__Task__: Copy each line of the records that contains the word "Forecast".
-=-=-
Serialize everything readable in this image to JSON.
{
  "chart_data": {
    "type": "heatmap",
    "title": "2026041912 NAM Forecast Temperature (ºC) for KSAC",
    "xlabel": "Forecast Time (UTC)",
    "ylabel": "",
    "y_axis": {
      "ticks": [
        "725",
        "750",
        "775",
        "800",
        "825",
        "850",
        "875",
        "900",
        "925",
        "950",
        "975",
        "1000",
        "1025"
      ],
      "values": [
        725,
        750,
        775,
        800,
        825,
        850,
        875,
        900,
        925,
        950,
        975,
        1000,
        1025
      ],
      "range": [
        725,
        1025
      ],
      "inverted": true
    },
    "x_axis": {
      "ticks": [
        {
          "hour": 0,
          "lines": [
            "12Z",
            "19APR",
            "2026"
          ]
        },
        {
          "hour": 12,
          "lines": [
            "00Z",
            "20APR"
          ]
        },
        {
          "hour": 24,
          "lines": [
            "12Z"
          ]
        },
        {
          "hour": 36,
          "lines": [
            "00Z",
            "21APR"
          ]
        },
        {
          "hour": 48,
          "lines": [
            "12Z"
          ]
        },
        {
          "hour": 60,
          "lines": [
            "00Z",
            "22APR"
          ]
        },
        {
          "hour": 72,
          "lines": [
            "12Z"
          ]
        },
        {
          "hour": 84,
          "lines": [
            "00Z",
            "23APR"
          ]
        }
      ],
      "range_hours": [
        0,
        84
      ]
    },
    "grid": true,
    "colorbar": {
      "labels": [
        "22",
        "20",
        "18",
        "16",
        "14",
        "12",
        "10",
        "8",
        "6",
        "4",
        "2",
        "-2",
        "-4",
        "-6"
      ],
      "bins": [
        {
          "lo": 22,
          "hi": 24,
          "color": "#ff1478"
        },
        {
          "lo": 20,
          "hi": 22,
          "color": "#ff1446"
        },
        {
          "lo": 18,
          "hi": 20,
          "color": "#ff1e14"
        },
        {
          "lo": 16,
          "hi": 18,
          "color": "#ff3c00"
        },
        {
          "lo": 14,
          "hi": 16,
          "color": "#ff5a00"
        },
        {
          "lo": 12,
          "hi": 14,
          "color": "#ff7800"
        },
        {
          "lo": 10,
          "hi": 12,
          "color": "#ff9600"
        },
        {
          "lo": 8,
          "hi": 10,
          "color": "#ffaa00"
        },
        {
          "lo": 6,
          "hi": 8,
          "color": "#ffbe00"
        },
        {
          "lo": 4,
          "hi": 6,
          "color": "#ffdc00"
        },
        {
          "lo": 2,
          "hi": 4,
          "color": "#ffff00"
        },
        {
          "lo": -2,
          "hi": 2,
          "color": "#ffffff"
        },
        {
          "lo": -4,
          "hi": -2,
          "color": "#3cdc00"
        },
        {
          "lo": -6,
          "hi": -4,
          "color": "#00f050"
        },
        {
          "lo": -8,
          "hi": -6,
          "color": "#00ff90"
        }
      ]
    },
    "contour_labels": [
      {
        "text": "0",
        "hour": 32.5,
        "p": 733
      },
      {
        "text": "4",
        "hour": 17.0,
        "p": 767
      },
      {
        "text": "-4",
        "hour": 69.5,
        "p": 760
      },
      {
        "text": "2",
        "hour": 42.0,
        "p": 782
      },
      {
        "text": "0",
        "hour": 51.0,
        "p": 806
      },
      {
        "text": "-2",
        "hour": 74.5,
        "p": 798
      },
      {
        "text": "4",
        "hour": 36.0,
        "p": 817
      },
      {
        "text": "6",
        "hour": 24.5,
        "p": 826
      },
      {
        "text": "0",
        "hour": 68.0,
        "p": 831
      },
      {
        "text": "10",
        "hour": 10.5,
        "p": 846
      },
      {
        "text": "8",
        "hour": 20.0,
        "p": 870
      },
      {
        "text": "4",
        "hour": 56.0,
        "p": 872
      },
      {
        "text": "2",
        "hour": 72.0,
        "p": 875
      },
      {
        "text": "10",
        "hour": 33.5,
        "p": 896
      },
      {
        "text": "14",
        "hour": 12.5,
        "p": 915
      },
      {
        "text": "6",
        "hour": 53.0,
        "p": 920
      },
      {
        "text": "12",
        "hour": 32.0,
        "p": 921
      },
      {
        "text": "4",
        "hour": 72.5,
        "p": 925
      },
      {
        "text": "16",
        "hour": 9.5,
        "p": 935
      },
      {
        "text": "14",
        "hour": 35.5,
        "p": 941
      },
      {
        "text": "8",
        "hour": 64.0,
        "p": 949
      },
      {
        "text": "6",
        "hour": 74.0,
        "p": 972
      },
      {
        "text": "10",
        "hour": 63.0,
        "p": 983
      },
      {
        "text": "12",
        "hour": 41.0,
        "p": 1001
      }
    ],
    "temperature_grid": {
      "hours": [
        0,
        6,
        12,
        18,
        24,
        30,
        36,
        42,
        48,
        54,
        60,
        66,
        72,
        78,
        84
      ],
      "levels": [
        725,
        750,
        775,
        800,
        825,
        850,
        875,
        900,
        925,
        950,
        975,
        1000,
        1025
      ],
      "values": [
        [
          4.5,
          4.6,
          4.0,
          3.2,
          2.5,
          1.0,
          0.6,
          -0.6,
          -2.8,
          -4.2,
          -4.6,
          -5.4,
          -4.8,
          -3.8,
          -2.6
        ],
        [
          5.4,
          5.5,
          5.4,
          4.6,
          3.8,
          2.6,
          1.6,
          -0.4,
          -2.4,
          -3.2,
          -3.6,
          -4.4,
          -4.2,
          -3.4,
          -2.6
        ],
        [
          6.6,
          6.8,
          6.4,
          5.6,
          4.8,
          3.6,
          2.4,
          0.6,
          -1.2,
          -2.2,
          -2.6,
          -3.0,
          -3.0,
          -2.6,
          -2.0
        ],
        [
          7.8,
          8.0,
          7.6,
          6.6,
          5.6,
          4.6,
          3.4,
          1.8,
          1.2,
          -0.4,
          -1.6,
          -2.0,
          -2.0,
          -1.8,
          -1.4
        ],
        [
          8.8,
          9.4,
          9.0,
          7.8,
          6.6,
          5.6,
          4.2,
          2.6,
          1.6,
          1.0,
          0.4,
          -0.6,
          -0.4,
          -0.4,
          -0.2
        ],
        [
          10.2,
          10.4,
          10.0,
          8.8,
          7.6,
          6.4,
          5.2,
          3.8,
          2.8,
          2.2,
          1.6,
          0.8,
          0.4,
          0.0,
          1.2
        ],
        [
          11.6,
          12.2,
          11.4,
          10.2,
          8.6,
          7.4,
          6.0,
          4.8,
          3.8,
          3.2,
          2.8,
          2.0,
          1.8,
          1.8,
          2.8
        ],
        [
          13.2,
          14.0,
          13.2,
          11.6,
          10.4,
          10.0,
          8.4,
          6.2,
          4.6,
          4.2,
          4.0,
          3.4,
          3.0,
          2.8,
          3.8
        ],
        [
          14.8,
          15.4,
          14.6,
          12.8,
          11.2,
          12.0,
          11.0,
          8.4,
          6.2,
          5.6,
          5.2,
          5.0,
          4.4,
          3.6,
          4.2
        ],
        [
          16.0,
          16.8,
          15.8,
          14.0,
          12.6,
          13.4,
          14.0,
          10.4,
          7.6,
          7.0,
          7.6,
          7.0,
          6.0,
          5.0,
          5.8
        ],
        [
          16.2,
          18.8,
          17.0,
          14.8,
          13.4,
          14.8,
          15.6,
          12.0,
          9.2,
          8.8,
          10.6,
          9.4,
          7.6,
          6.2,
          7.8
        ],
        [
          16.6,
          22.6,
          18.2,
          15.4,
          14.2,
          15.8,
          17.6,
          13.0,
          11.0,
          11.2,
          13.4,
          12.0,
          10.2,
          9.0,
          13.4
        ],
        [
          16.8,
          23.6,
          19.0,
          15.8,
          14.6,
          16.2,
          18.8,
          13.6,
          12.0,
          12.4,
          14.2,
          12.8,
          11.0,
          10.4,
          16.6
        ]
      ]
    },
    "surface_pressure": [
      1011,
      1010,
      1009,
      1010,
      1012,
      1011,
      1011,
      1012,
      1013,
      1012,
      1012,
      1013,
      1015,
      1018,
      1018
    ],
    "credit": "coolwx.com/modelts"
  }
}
-=-=-
__Finished task__:
    "title": "2026041912 NAM Forecast Temperature (ºC) for KSAC",
    "xlabel": "Forecast Time (UTC)",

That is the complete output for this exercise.